▶ [WORK REQUIRED]:
Collect each line of the records containing the string "title".

▶ [INFORMATION SUPPLIED]:
▬▬▬▬▬▬
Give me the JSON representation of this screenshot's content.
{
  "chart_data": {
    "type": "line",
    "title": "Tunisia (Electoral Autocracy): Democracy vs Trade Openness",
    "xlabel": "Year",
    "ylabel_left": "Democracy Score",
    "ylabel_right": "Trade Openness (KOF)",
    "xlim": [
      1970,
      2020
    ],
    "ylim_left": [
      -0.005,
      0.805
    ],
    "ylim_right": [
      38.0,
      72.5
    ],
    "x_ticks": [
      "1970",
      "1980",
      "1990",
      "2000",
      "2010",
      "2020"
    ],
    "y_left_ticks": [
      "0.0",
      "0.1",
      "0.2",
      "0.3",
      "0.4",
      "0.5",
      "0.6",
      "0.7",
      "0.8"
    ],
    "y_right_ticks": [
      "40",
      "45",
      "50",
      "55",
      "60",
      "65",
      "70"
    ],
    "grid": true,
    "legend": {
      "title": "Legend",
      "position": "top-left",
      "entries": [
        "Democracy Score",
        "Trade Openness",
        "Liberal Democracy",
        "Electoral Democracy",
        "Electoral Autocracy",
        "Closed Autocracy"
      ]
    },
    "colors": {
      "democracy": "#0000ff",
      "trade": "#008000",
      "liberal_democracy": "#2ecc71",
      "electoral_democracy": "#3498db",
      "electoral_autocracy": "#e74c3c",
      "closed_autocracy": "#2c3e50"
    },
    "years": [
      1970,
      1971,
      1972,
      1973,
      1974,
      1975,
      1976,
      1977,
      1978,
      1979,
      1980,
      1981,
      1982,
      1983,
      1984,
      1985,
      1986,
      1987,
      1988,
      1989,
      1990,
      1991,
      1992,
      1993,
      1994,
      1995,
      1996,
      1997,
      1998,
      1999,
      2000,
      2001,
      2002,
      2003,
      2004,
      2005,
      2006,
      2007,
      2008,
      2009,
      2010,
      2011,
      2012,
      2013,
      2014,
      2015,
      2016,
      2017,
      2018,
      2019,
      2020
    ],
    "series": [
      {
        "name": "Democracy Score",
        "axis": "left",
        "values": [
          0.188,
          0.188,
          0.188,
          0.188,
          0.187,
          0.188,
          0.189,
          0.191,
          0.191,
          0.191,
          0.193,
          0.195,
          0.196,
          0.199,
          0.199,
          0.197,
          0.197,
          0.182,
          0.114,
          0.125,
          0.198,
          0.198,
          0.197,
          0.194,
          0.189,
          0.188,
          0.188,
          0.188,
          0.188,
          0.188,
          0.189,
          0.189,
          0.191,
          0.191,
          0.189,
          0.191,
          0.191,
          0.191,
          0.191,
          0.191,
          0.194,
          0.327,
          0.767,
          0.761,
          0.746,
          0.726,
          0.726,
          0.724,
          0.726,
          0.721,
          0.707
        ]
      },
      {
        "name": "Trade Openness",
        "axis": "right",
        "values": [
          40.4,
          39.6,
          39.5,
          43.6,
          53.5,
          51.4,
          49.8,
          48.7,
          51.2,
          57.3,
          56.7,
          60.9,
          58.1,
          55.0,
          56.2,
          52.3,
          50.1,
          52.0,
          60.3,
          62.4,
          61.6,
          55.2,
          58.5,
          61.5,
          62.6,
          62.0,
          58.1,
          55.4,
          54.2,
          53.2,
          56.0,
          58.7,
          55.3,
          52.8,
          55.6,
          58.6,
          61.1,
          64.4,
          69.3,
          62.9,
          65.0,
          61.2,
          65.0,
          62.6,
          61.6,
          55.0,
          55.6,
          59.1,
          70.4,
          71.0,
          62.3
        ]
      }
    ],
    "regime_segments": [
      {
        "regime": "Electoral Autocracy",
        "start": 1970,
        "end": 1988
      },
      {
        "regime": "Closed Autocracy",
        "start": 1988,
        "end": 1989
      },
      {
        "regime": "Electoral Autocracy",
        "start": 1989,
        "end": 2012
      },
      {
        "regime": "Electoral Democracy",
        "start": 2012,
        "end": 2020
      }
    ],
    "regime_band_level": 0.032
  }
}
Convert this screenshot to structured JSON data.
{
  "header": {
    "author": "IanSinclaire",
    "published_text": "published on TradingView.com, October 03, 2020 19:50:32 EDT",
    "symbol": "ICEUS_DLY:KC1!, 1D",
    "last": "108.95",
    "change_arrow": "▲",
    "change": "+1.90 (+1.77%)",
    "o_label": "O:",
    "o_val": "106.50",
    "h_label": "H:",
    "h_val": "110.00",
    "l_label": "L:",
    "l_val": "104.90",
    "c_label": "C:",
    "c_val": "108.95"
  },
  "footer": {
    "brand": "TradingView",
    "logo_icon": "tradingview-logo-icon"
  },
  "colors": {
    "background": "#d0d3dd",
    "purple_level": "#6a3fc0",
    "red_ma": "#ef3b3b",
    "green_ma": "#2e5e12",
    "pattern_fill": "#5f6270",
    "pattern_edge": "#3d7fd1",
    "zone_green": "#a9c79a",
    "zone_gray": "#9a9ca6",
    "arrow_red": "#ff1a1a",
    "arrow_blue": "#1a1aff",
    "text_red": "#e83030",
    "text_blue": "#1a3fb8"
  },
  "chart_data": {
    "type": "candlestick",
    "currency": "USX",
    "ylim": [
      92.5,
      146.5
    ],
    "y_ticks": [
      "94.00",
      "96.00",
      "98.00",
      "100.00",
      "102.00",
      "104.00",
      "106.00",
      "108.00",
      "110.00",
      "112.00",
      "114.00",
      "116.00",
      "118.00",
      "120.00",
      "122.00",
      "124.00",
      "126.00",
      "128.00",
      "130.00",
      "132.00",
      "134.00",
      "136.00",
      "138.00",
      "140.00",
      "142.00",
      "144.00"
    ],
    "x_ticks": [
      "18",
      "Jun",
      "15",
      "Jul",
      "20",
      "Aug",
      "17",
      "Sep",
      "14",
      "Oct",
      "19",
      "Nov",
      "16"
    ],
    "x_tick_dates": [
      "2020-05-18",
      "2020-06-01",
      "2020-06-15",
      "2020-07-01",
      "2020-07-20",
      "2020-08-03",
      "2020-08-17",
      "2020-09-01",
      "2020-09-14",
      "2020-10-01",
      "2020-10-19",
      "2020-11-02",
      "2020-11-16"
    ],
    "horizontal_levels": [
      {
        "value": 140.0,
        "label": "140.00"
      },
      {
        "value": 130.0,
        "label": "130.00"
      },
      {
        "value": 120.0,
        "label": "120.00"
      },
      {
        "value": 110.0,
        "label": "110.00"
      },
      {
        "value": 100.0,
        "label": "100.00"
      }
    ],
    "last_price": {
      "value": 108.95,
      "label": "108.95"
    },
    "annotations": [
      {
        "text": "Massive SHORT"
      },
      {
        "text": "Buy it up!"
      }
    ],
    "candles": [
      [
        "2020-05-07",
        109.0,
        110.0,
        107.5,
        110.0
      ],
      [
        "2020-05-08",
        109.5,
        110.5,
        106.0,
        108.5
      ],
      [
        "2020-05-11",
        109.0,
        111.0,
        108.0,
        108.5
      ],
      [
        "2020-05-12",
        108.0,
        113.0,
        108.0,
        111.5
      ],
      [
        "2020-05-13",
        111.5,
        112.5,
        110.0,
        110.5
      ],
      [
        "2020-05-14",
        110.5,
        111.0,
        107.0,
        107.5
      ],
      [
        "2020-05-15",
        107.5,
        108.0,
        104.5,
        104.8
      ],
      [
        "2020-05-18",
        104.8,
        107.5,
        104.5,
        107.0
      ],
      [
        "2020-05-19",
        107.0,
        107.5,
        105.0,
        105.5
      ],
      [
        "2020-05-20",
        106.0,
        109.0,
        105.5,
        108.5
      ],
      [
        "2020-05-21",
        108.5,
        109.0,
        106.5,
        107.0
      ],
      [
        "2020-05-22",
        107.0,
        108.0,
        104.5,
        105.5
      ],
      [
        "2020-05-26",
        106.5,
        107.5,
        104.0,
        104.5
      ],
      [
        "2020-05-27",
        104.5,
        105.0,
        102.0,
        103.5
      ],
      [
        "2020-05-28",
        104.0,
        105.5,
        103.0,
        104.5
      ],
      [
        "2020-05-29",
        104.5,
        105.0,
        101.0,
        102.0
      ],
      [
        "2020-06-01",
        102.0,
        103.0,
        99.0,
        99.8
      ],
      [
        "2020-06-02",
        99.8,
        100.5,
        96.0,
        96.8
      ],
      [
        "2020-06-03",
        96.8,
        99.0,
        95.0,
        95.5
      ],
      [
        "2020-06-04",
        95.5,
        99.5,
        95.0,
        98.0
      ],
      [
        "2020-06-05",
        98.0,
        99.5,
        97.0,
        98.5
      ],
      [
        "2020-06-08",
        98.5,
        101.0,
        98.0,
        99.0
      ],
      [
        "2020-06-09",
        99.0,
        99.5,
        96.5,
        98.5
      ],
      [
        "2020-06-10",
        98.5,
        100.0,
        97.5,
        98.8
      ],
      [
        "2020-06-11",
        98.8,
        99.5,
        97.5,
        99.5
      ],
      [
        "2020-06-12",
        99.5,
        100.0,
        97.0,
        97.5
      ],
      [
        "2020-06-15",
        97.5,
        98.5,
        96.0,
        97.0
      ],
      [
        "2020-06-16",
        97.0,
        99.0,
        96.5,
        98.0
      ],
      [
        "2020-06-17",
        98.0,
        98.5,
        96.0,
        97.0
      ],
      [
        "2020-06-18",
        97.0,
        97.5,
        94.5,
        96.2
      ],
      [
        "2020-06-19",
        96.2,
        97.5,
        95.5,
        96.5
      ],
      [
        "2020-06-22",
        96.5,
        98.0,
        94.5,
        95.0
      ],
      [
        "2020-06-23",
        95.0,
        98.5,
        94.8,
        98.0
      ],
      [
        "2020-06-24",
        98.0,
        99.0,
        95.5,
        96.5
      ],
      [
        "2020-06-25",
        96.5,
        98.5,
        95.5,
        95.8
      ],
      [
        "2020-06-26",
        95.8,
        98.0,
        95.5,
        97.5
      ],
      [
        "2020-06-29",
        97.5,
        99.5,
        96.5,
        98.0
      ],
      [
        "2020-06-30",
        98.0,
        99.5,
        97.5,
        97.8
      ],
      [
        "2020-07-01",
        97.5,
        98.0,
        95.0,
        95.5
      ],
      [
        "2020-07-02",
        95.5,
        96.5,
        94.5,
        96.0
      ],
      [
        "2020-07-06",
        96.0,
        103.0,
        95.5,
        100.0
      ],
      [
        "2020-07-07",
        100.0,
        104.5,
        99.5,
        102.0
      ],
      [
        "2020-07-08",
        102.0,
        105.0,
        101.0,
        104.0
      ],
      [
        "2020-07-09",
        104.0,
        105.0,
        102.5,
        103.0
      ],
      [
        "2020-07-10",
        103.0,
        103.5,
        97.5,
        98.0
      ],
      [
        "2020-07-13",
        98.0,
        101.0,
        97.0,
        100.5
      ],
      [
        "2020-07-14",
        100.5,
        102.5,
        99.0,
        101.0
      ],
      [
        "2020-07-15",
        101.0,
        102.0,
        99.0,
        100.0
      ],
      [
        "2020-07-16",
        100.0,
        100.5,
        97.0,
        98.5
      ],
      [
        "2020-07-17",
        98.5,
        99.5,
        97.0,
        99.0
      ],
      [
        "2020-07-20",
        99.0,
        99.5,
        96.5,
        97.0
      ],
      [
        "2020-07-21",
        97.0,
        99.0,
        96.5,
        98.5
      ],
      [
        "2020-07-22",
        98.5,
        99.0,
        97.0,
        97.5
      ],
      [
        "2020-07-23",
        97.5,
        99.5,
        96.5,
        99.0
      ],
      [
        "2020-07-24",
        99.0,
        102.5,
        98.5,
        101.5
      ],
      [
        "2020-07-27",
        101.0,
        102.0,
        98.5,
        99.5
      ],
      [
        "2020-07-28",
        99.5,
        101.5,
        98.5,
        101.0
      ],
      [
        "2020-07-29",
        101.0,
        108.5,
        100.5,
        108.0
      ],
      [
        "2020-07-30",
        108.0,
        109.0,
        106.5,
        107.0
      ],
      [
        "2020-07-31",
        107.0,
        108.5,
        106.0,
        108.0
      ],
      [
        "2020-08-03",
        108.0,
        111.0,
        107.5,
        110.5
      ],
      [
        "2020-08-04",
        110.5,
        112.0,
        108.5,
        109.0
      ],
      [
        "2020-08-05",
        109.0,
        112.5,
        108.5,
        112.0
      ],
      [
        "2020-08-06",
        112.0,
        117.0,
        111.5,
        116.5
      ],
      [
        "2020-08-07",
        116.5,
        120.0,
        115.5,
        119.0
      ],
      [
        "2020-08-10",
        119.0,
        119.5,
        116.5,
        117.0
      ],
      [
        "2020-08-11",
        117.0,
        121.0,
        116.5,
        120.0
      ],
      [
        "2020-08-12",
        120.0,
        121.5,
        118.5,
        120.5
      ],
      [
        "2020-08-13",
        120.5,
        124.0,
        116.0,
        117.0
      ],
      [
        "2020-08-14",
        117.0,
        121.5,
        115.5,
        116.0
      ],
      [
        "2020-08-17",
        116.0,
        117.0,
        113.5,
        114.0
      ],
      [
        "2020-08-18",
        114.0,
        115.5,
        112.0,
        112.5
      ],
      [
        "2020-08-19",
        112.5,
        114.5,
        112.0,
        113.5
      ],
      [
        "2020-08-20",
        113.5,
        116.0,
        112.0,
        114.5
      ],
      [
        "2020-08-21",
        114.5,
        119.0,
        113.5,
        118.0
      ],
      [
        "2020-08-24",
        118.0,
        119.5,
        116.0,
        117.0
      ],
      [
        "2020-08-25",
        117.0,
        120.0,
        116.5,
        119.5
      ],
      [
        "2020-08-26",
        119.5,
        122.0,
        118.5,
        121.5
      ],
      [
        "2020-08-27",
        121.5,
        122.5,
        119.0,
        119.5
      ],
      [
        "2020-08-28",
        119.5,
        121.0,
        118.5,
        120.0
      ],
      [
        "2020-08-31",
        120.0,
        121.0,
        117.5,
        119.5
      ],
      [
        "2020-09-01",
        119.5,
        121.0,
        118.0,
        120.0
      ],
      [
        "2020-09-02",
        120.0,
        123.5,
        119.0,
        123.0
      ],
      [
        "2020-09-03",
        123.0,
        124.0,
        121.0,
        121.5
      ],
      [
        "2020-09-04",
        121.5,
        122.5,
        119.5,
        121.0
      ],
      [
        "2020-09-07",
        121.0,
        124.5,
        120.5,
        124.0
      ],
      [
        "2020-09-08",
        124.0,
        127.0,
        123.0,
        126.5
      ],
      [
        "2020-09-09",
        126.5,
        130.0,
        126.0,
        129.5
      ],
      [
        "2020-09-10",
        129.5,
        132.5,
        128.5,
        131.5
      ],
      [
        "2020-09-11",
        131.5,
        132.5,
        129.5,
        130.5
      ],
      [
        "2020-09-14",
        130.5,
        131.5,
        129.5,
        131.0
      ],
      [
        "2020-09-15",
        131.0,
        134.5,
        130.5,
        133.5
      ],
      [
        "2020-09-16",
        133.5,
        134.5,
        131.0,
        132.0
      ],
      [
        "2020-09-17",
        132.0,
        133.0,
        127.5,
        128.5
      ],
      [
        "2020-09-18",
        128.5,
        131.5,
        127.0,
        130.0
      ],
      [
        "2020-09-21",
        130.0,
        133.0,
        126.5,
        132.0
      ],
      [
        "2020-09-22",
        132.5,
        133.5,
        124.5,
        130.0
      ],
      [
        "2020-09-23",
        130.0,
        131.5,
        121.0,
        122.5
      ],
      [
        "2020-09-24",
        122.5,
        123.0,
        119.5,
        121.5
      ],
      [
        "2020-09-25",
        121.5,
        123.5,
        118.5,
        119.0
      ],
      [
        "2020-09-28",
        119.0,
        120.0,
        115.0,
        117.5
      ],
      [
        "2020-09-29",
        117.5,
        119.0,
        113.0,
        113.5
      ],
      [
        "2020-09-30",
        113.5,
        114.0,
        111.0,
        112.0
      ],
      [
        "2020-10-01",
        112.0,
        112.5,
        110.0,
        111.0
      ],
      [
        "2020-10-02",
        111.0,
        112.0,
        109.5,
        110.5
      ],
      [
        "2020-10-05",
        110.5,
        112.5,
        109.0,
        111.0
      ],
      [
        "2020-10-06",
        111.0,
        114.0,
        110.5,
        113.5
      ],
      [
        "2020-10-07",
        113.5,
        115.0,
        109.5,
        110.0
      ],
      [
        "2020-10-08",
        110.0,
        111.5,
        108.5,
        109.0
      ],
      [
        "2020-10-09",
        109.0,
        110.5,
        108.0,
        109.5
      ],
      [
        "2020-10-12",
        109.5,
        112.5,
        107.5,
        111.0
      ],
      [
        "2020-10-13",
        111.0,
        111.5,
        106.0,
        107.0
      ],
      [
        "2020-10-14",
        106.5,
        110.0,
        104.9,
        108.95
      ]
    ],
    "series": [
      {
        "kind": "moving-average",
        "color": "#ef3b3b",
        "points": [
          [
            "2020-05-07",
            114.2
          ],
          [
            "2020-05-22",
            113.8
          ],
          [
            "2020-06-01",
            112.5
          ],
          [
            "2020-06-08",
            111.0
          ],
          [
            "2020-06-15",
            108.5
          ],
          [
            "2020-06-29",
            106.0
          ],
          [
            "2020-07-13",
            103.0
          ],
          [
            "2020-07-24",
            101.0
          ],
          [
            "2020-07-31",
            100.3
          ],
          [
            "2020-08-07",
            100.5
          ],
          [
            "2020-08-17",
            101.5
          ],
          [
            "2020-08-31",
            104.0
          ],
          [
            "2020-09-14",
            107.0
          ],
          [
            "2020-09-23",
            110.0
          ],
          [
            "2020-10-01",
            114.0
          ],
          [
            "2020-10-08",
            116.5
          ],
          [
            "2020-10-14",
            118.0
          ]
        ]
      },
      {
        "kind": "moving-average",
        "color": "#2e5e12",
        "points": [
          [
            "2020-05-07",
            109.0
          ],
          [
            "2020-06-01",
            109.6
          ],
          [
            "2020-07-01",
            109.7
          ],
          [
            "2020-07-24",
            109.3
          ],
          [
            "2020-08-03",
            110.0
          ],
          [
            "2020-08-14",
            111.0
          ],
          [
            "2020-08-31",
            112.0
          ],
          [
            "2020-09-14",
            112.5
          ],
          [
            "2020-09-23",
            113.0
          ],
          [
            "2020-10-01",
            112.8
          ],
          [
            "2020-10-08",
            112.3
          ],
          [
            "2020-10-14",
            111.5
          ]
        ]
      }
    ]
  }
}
▬▬▬▬▬▬
▶ [SOLUTION TO THIS TASK]:
    "title": "Tunisia (Electoral Autocracy): Democracy vs Trade Openness",
      "title": "Legend",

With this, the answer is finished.